Tally up the lines where the string "Abrechnungsprotokoll" appears; reply with the number only.
--- Supplied information ---
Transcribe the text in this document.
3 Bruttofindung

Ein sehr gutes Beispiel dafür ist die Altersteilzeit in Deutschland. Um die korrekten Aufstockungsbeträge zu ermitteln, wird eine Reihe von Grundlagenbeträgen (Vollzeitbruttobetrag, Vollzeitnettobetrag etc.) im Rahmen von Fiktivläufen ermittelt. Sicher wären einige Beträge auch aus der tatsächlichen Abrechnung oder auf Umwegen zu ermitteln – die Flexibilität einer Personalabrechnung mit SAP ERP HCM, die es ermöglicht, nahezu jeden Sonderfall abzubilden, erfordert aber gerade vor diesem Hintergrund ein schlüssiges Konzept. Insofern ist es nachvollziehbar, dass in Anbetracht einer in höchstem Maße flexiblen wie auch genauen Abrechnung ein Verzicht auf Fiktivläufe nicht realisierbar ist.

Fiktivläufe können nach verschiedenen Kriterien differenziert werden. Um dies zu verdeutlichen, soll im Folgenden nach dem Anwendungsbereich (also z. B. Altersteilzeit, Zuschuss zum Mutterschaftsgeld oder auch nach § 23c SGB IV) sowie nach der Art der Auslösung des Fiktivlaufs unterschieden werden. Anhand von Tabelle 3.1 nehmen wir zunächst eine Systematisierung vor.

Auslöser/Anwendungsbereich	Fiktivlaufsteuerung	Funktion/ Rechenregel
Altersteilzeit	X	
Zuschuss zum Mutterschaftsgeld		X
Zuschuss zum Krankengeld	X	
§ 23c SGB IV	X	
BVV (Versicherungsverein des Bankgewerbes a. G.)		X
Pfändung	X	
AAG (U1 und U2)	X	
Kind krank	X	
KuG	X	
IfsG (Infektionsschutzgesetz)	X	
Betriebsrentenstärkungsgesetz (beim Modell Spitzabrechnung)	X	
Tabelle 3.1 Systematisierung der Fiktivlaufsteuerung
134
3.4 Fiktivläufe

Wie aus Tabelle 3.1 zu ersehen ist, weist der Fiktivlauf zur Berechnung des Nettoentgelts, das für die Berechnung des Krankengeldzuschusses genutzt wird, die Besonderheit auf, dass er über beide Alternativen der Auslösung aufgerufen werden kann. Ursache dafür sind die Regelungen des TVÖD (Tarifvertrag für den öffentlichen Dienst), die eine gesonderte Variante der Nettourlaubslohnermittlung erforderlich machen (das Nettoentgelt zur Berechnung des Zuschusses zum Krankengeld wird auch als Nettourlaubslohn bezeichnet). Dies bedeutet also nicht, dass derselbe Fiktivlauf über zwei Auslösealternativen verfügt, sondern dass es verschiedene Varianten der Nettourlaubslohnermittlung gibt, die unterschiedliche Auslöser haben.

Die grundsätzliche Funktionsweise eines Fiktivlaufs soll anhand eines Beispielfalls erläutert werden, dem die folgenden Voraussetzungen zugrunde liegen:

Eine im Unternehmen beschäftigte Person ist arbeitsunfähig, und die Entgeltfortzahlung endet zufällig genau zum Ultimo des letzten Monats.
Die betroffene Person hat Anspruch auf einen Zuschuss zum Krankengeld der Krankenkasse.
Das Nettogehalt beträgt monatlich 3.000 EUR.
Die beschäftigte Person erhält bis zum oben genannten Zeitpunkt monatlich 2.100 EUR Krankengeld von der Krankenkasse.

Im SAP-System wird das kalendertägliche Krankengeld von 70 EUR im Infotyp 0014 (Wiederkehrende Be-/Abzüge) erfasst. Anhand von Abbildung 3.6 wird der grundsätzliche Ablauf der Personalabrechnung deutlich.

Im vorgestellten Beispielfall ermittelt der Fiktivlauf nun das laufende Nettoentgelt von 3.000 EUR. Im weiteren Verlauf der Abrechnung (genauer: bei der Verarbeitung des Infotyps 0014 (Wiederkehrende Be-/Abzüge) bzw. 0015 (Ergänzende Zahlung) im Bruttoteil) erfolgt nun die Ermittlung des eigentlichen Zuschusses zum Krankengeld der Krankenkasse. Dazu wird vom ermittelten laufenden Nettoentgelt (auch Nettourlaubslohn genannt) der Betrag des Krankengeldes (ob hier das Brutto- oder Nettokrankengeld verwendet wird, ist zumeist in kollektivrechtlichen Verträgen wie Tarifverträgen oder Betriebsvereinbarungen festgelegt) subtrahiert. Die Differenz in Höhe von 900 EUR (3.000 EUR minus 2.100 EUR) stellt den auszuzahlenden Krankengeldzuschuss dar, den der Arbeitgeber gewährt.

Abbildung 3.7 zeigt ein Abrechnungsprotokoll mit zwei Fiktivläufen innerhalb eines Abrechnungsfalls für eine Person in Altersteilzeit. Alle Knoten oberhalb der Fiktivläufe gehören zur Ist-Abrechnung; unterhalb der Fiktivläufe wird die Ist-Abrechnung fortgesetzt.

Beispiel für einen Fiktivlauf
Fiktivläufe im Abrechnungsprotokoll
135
---
*Exercise response:*
2